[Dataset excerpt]
::::::

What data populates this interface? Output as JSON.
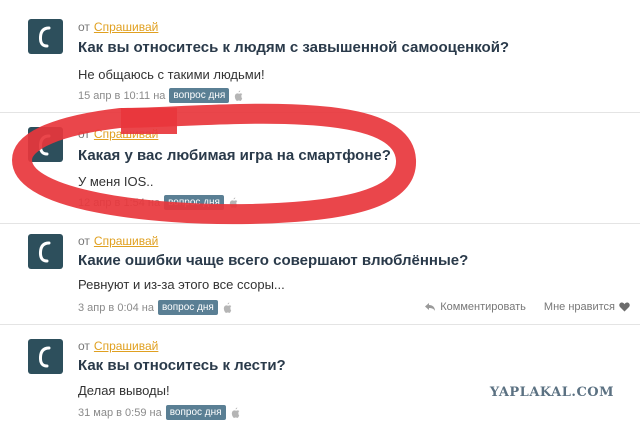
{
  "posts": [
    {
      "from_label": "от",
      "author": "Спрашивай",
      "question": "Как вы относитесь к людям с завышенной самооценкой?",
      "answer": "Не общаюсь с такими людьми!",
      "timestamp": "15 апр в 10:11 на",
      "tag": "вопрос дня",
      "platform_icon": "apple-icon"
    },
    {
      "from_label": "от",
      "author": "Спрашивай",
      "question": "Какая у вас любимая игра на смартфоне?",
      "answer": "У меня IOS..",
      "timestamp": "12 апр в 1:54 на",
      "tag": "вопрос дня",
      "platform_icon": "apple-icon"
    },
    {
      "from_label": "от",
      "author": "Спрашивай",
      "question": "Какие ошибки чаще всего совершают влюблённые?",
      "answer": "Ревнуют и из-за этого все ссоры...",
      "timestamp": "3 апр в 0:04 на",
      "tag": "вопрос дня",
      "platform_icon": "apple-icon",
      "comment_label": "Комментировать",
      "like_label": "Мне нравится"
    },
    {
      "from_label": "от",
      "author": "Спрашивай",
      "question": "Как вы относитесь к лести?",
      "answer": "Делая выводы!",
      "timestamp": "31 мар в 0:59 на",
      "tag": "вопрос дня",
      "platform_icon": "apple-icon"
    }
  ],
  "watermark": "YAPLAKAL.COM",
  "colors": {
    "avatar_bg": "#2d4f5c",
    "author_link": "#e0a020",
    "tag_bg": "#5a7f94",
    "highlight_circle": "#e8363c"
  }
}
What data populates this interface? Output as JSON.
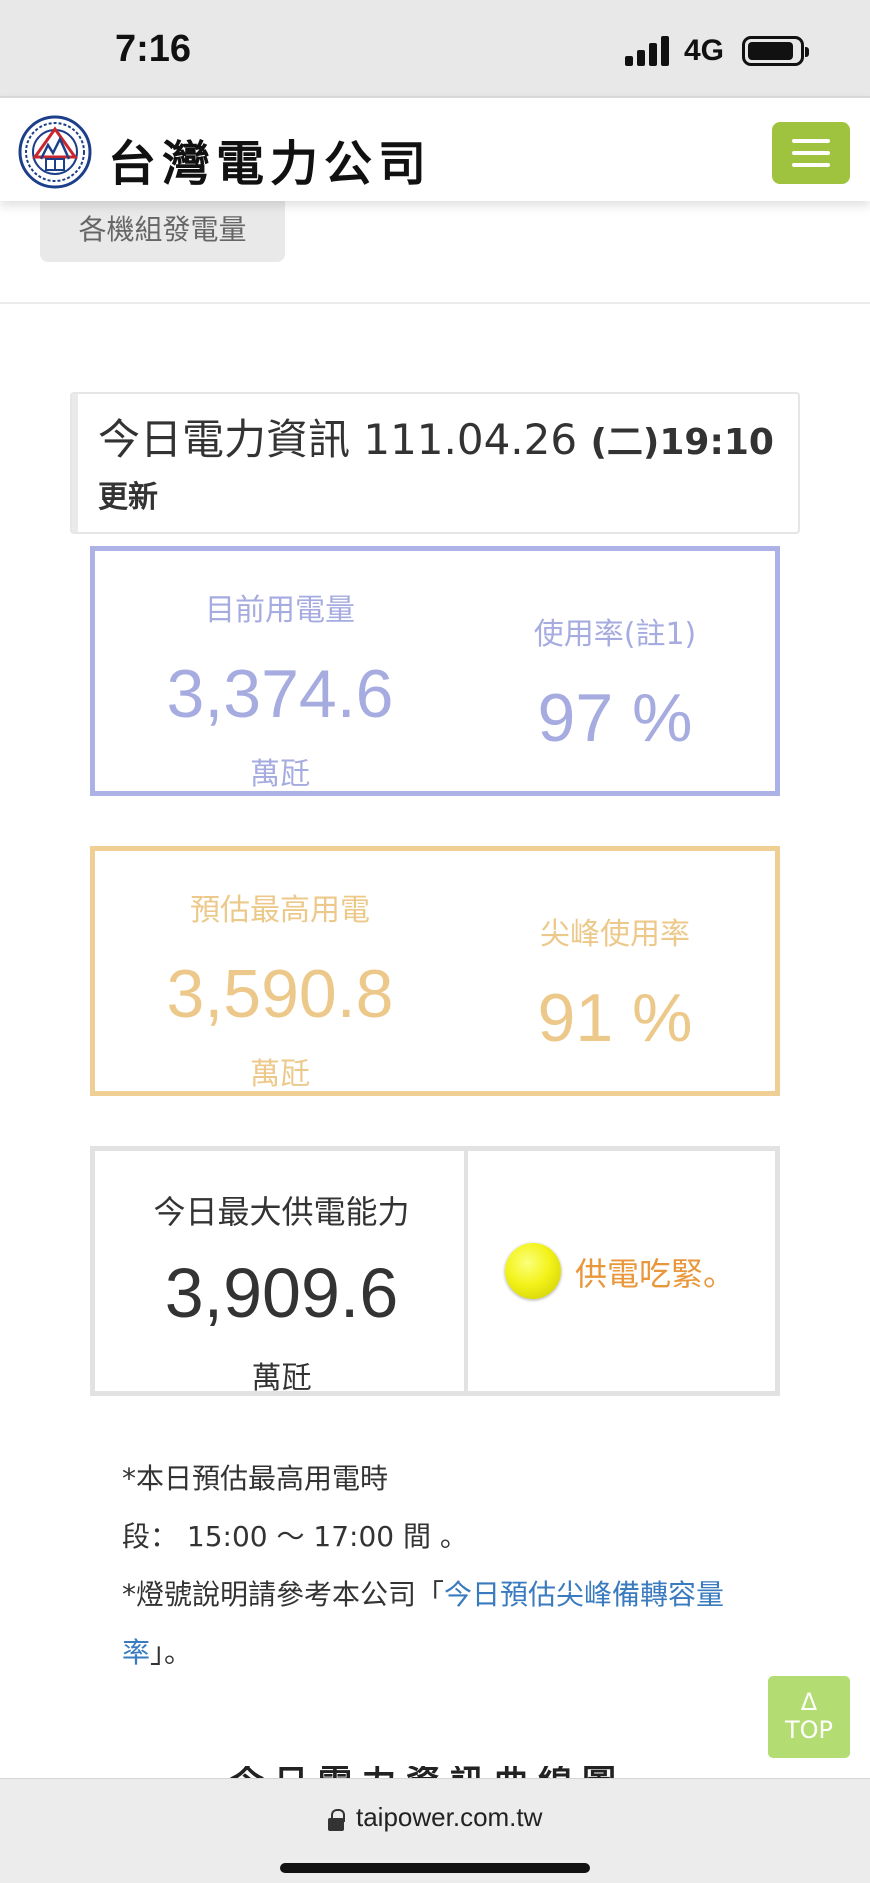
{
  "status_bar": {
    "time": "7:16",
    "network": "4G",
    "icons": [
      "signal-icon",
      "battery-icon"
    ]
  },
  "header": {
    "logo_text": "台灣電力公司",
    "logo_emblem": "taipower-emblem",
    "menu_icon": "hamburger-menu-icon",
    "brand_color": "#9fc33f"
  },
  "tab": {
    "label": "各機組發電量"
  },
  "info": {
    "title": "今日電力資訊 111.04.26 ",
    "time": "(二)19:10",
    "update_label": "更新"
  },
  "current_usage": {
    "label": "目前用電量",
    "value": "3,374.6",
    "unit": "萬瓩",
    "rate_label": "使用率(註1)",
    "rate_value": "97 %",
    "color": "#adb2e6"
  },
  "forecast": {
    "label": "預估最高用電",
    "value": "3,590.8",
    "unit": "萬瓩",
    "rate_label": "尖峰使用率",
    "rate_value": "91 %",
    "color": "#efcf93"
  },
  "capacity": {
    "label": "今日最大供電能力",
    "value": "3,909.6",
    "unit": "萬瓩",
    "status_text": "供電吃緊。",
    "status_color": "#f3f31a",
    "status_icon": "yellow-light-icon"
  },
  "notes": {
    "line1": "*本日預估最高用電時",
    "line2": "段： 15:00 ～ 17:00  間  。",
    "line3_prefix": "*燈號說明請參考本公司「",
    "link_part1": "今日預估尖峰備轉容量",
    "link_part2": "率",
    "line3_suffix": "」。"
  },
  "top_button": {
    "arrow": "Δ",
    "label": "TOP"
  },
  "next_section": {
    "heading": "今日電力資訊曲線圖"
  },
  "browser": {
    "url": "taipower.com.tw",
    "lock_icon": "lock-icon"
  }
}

::::::

Job - Return all of the entries exactly as written, but drop any pictures they hold.

Response to the task -
What data populates this interface? Output as JSON.
{
  "posts": [
    {
      "from_label": "от",
      "author": "Спрашивай",
      "question": "Как вы относитесь к людям с завышенной самооценкой?",
      "answer": "Не общаюсь с такими людьми!",
      "timestamp": "15 апр в 10:11 на",
      "tag": "вопрос дня",
      "platform_icon": "apple-icon"
    },
    {
      "from_label": "от",
      "author": "Спрашивай",
      "question": "Какая у вас любимая игра на смартфоне?",
      "answer": "У меня IOS..",
      "timestamp": "12 апр в 1:54 на",
      "tag": "вопрос дня",
      "platform_icon": "apple-icon"
    },
    {
      "from_label": "от",
      "author": "Спрашивай",
      "question": "Какие ошибки чаще всего совершают влюблённые?",
      "answer": "Ревнуют и из-за этого все ссоры...",
      "timestamp": "3 апр в 0:04 на",
      "tag": "вопрос дня",
      "platform_icon": "apple-icon",
      "comment_label": "Комментировать",
      "like_label": "Мне нравится"
    },
    {
      "from_label": "от",
      "author": "Спрашивай",
      "question": "Как вы относитесь к лести?",
      "answer": "Делая выводы!",
      "timestamp": "31 мар в 0:59 на",
      "tag": "вопрос дня",
      "platform_icon": "apple-icon"
    }
  ],
  "watermark": "YAPLAKAL.COM",
  "colors": {
    "avatar_bg": "#2d4f5c",
    "author_link": "#e0a020",
    "tag_bg": "#5a7f94",
    "highlight_circle": "#e8363c"
  }
}
What data populates this interface? Output as JSON.
{
  "status_bar": {
    "time": "7:16",
    "network": "4G",
    "icons": [
      "signal-icon",
      "battery-icon"
    ]
  },
  "header": {
    "logo_text": "台灣電力公司",
    "logo_emblem": "taipower-emblem",
    "menu_icon": "hamburger-menu-icon",
    "brand_color": "#9fc33f"
  },
  "tab": {
    "label": "各機組發電量"
  },
  "info": {
    "title": "今日電力資訊 111.04.26 ",
    "time": "(二)19:10",
    "update_label": "更新"
  },
  "current_usage": {
    "label": "目前用電量",
    "value": "3,374.6",
    "unit": "萬瓩",
    "rate_label": "使用率(註1)",
    "rate_value": "97 %",
    "color": "#adb2e6"
  },
  "forecast": {
    "label": "預估最高用電",
    "value": "3,590.8",
    "unit": "萬瓩",
    "rate_label": "尖峰使用率",
    "rate_value": "91 %",
    "color": "#efcf93"
  },
  "capacity": {
    "label": "今日最大供電能力",
    "value": "3,909.6",
    "unit": "萬瓩",
    "status_text": "供電吃緊。",
    "status_color": "#f3f31a",
    "status_icon": "yellow-light-icon"
  },
  "notes": {
    "line1": "*本日預估最高用電時",
    "line2": "段： 15:00 ～ 17:00  間  。",
    "line3_prefix": "*燈號說明請參考本公司「",
    "link_part1": "今日預估尖峰備轉容量",
    "link_part2": "率",
    "line3_suffix": "」。"
  },
  "top_button": {
    "arrow": "Δ",
    "label": "TOP"
  },
  "next_section": {
    "heading": "今日電力資訊曲線圖"
  },
  "browser": {
    "url": "taipower.com.tw",
    "lock_icon": "lock-icon"
  }
}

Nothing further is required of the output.